## PROBLEM
Pictures aside, repeat every entry exactly.
───
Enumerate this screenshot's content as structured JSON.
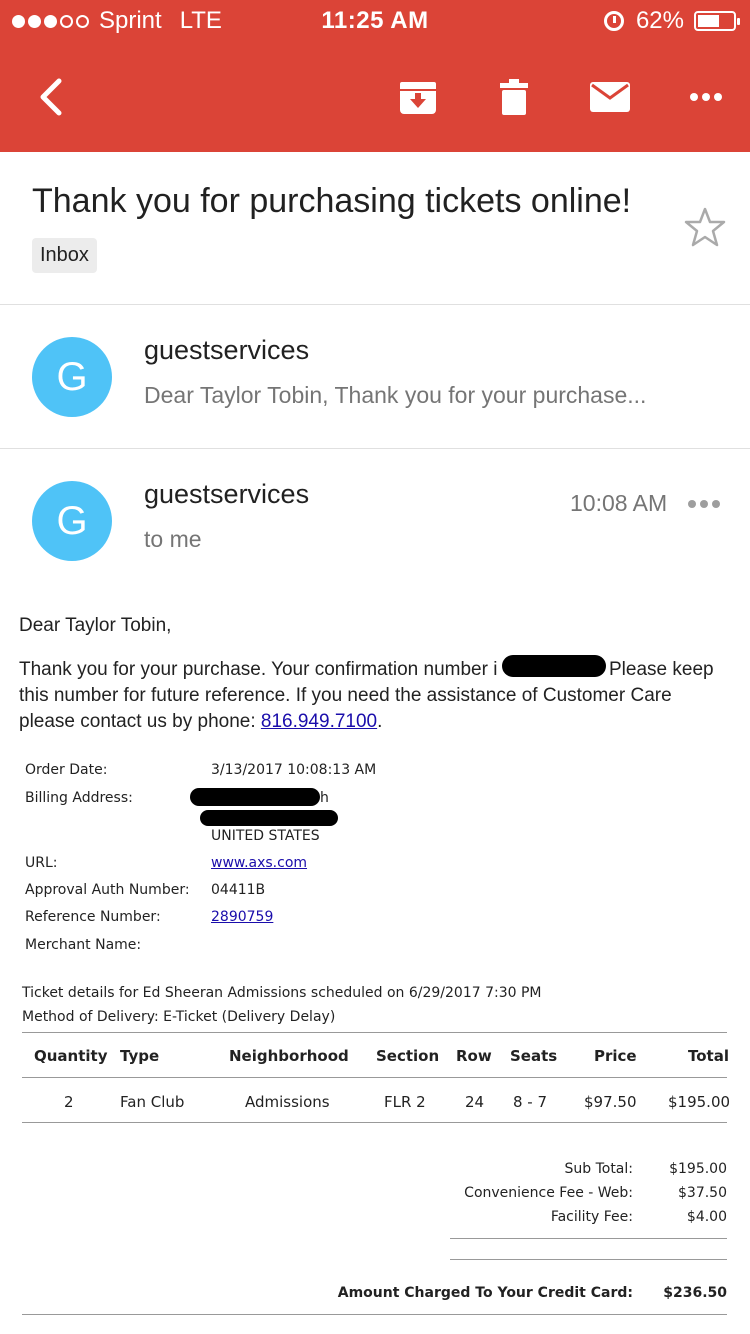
{
  "status_bar": {
    "carrier": "Sprint",
    "network": "LTE",
    "time": "11:25 AM",
    "battery": "62%",
    "battery_level": 0.62,
    "signal_bars": 3
  },
  "toolbar": {
    "icons": [
      "back-arrow",
      "archive",
      "trash",
      "mail",
      "more"
    ]
  },
  "email": {
    "subject": "Thank you for purchasing tickets online!",
    "label": "Inbox",
    "collapsed": {
      "avatar_letter": "G",
      "sender": "guestservices",
      "snippet": "Dear Taylor Tobin, Thank you for your purchase..."
    },
    "expanded": {
      "avatar_letter": "G",
      "sender": "guestservices",
      "recipient": "to me",
      "time": "10:08 AM"
    }
  },
  "body": {
    "greeting": "Dear Taylor Tobin,",
    "para_line1": "Thank you for your purchase. Your confirmation number i",
    "para_line1_end": "Please keep",
    "para_line2": "this number for future reference. If you need the assistance of Customer Care",
    "para_line3": "please contact us by phone:",
    "phone": "816.949.7100",
    "period": "."
  },
  "order_info": {
    "labels": [
      "Order Date:",
      "Billing Address:",
      "URL:",
      "Approval Auth Number:",
      "Reference Number:",
      "Merchant Name:"
    ],
    "order_date": "3/13/2017 10:08:13 AM",
    "billing_partial": "h",
    "billing_country": "UNITED STATES",
    "url": "www.axs.com",
    "approval": "04411B",
    "reference": "2890759",
    "merchant": ""
  },
  "ticket": {
    "line1": "Ticket details for Ed Sheeran Admissions scheduled on 6/29/2017 7:30 PM",
    "line2": "Method of Delivery: E-Ticket (Delivery Delay)"
  },
  "table": {
    "headers": [
      "Quantity",
      "Type",
      "Neighborhood",
      "Section",
      "Row",
      "Seats",
      "Price",
      "Total"
    ],
    "row": [
      "2",
      "Fan Club",
      "Admissions",
      "FLR 2",
      "24",
      "8 - 7",
      "$97.50",
      "$195.00"
    ]
  },
  "summary": {
    "sub_total_label": "Sub Total:",
    "sub_total": "$195.00",
    "conv_label": "Convenience Fee - Web:",
    "conv": "$37.50",
    "facility_label": "Facility Fee:",
    "facility": "$4.00",
    "charged_label": "Amount Charged To Your Credit Card:",
    "charged": "$236.50"
  },
  "colors": {
    "header": "#db4437",
    "avatar": "#4fc3f7",
    "link": "#1a0dab"
  }
}
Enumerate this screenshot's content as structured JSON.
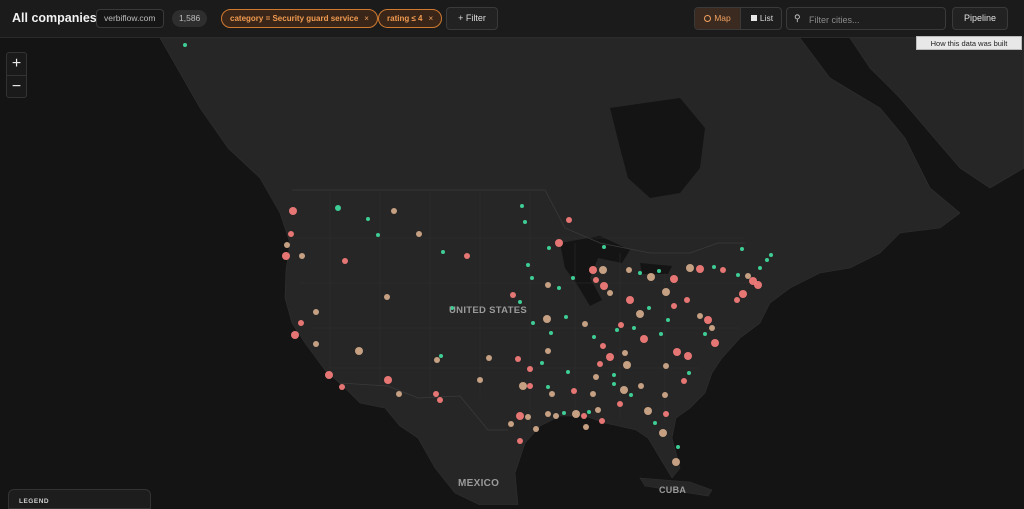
{
  "header": {
    "title": "All companies",
    "domain": "verbiflow.com",
    "count": "1,586",
    "filters": [
      {
        "label": "category = Security guard service",
        "remove": "×"
      },
      {
        "label": "rating ≤ 4",
        "remove": "×"
      }
    ],
    "add_filter": "+ Filter",
    "view_map": "Map",
    "view_list": "List",
    "active_view": "Map",
    "search_placeholder": "Filter cities...",
    "pipeline": "Pipeline",
    "tooltip": "How this data was built"
  },
  "map": {
    "zoom_in": "+",
    "zoom_out": "−",
    "labels": {
      "us": "UNITED STATES",
      "mexico": "MEXICO",
      "cuba": "CUBA"
    },
    "legend_title": "LEGEND"
  },
  "colors": {
    "marker_a": "#f07a78",
    "marker_b": "#3fd69b",
    "marker_mixed": "#cda787",
    "accent": "#f09a50"
  }
}
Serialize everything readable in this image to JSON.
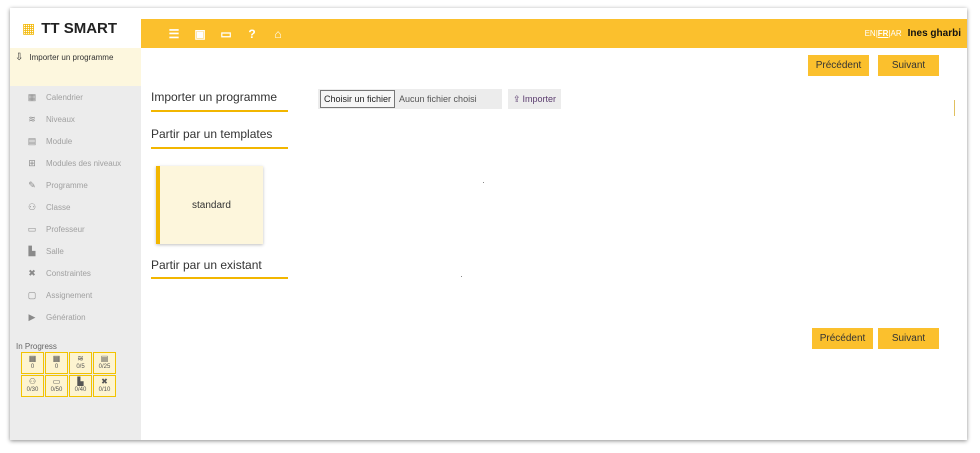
{
  "sidebar": {
    "brand": "TT SMART",
    "active_item": "Importer un programme",
    "items": [
      {
        "label": "Calendrier",
        "icon": "calendar-icon",
        "glyph": "▦"
      },
      {
        "label": "Niveaux",
        "icon": "layers-icon",
        "glyph": "≋"
      },
      {
        "label": "Module",
        "icon": "book-icon",
        "glyph": "▤"
      },
      {
        "label": "Modules des niveaux",
        "icon": "sitemap-icon",
        "glyph": "⊞"
      },
      {
        "label": "Programme",
        "icon": "pencil-icon",
        "glyph": "✎"
      },
      {
        "label": "Classe",
        "icon": "users-icon",
        "glyph": "⚇"
      },
      {
        "label": "Professeur",
        "icon": "teacher-icon",
        "glyph": "▭"
      },
      {
        "label": "Salle",
        "icon": "room-icon",
        "glyph": "▙"
      },
      {
        "label": "Constraintes",
        "icon": "tools-icon",
        "glyph": "✖"
      },
      {
        "label": "Assignement",
        "icon": "assign-icon",
        "glyph": "▢"
      },
      {
        "label": "Génération",
        "icon": "play-icon",
        "glyph": "▶"
      }
    ],
    "progress_title": "In Progress",
    "progress": [
      {
        "icon": "calendar-icon",
        "glyph": "▦",
        "value": "0"
      },
      {
        "icon": "calendar-icon",
        "glyph": "▦",
        "value": "0"
      },
      {
        "icon": "layers-icon",
        "glyph": "≋",
        "value": "0/5"
      },
      {
        "icon": "book-icon",
        "glyph": "▤",
        "value": "0/25"
      },
      {
        "icon": "users-icon",
        "glyph": "⚇",
        "value": "0/30"
      },
      {
        "icon": "teacher-icon",
        "glyph": "▭",
        "value": "0/50"
      },
      {
        "icon": "room-icon",
        "glyph": "▙",
        "value": "0/40"
      },
      {
        "icon": "tools-icon",
        "glyph": "✖",
        "value": "0/10"
      }
    ]
  },
  "topbar": {
    "icons": [
      "menu-icon",
      "save-icon",
      "teacher-icon",
      "help-icon",
      "home-icon"
    ],
    "lang_en": "EN",
    "lang_fr": "FR",
    "lang_ar": "AR",
    "sep": "|",
    "user": "Ines gharbi"
  },
  "nav": {
    "prev": "Précédent",
    "next": "Suivant"
  },
  "main": {
    "import_title": "Importer un programme",
    "choose_file": "Choisir un fichier",
    "no_file": "Aucun fichier choisi",
    "import_button": "Importer",
    "templates_title": "Partir par un templates",
    "template_card": "standard",
    "existing_title": "Partir par un existant"
  },
  "colors": {
    "accent": "#fbc02d",
    "sidebar": "#ececec"
  }
}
───
## FINISHED TASK
Enumerate this screenshot's content as structured JSON.
{
  "status_bar": {
    "carrier": "Sprint",
    "network": "LTE",
    "time": "11:25 AM",
    "battery": "62%",
    "battery_level": 0.62,
    "signal_bars": 3
  },
  "toolbar": {
    "icons": [
      "back-arrow",
      "archive",
      "trash",
      "mail",
      "more"
    ]
  },
  "email": {
    "subject": "Thank you for purchasing tickets online!",
    "label": "Inbox",
    "collapsed": {
      "avatar_letter": "G",
      "sender": "guestservices",
      "snippet": "Dear Taylor Tobin, Thank you for your purchase..."
    },
    "expanded": {
      "avatar_letter": "G",
      "sender": "guestservices",
      "recipient": "to me",
      "time": "10:08 AM"
    }
  },
  "body": {
    "greeting": "Dear Taylor Tobin,",
    "para_line1": "Thank you for your purchase. Your confirmation number i",
    "para_line1_end": "Please keep",
    "para_line2": "this number for future reference. If you need the assistance of Customer Care",
    "para_line3": "please contact us by phone:",
    "phone": "816.949.7100",
    "period": "."
  },
  "order_info": {
    "labels": [
      "Order Date:",
      "Billing Address:",
      "URL:",
      "Approval Auth Number:",
      "Reference Number:",
      "Merchant Name:"
    ],
    "order_date": "3/13/2017 10:08:13 AM",
    "billing_partial": "h",
    "billing_country": "UNITED STATES",
    "url": "www.axs.com",
    "approval": "04411B",
    "reference": "2890759",
    "merchant": ""
  },
  "ticket": {
    "line1": "Ticket details for Ed Sheeran Admissions scheduled on 6/29/2017 7:30 PM",
    "line2": "Method of Delivery: E-Ticket (Delivery Delay)"
  },
  "table": {
    "headers": [
      "Quantity",
      "Type",
      "Neighborhood",
      "Section",
      "Row",
      "Seats",
      "Price",
      "Total"
    ],
    "row": [
      "2",
      "Fan Club",
      "Admissions",
      "FLR 2",
      "24",
      "8 - 7",
      "$97.50",
      "$195.00"
    ]
  },
  "summary": {
    "sub_total_label": "Sub Total:",
    "sub_total": "$195.00",
    "conv_label": "Convenience Fee - Web:",
    "conv": "$37.50",
    "facility_label": "Facility Fee:",
    "facility": "$4.00",
    "charged_label": "Amount Charged To Your Credit Card:",
    "charged": "$236.50"
  },
  "colors": {
    "header": "#db4437",
    "avatar": "#4fc3f7",
    "link": "#1a0dab"
  }
}
Enumerate this screenshot's content as structured JSON.
{
  "header": {
    "title": "All companies",
    "domain": "verbiflow.com",
    "count": "1,586",
    "filters": [
      {
        "label": "category = Security guard service",
        "remove": "×"
      },
      {
        "label": "rating ≤ 4",
        "remove": "×"
      }
    ],
    "add_filter": "+ Filter",
    "view_map": "Map",
    "view_list": "List",
    "active_view": "Map",
    "search_placeholder": "Filter cities...",
    "pipeline": "Pipeline",
    "tooltip": "How this data was built"
  },
  "map": {
    "zoom_in": "+",
    "zoom_out": "−",
    "labels": {
      "us": "UNITED STATES",
      "mexico": "MEXICO",
      "cuba": "CUBA"
    },
    "legend_title": "LEGEND"
  },
  "colors": {
    "marker_a": "#f07a78",
    "marker_b": "#3fd69b",
    "marker_mixed": "#cda787",
    "accent": "#f09a50"
  }
}
Serialize everything readable in this image to JSON.
{
  "sidebar": {
    "brand": "TT SMART",
    "active_item": "Importer un programme",
    "items": [
      {
        "label": "Calendrier",
        "icon": "calendar-icon",
        "glyph": "▦"
      },
      {
        "label": "Niveaux",
        "icon": "layers-icon",
        "glyph": "≋"
      },
      {
        "label": "Module",
        "icon": "book-icon",
        "glyph": "▤"
      },
      {
        "label": "Modules des niveaux",
        "icon": "sitemap-icon",
        "glyph": "⊞"
      },
      {
        "label": "Programme",
        "icon": "pencil-icon",
        "glyph": "✎"
      },
      {
        "label": "Classe",
        "icon": "users-icon",
        "glyph": "⚇"
      },
      {
        "label": "Professeur",
        "icon": "teacher-icon",
        "glyph": "▭"
      },
      {
        "label": "Salle",
        "icon": "room-icon",
        "glyph": "▙"
      },
      {
        "label": "Constraintes",
        "icon": "tools-icon",
        "glyph": "✖"
      },
      {
        "label": "Assignement",
        "icon": "assign-icon",
        "glyph": "▢"
      },
      {
        "label": "Génération",
        "icon": "play-icon",
        "glyph": "▶"
      }
    ],
    "progress_title": "In Progress",
    "progress": [
      {
        "icon": "calendar-icon",
        "glyph": "▦",
        "value": "0"
      },
      {
        "icon": "calendar-icon",
        "glyph": "▦",
        "value": "0"
      },
      {
        "icon": "layers-icon",
        "glyph": "≋",
        "value": "0/5"
      },
      {
        "icon": "book-icon",
        "glyph": "▤",
        "value": "0/25"
      },
      {
        "icon": "users-icon",
        "glyph": "⚇",
        "value": "0/30"
      },
      {
        "icon": "teacher-icon",
        "glyph": "▭",
        "value": "0/50"
      },
      {
        "icon": "room-icon",
        "glyph": "▙",
        "value": "0/40"
      },
      {
        "icon": "tools-icon",
        "glyph": "✖",
        "value": "0/10"
      }
    ]
  },
  "topbar": {
    "icons": [
      "menu-icon",
      "save-icon",
      "teacher-icon",
      "help-icon",
      "home-icon"
    ],
    "lang_en": "EN",
    "lang_fr": "FR",
    "lang_ar": "AR",
    "sep": "|",
    "user": "Ines gharbi"
  },
  "nav": {
    "prev": "Précédent",
    "next": "Suivant"
  },
  "main": {
    "import_title": "Importer un programme",
    "choose_file": "Choisir un fichier",
    "no_file": "Aucun fichier choisi",
    "import_button": "Importer",
    "templates_title": "Partir par un templates",
    "template_card": "standard",
    "existing_title": "Partir par un existant"
  },
  "colors": {
    "accent": "#fbc02d",
    "sidebar": "#ececec"
  }
}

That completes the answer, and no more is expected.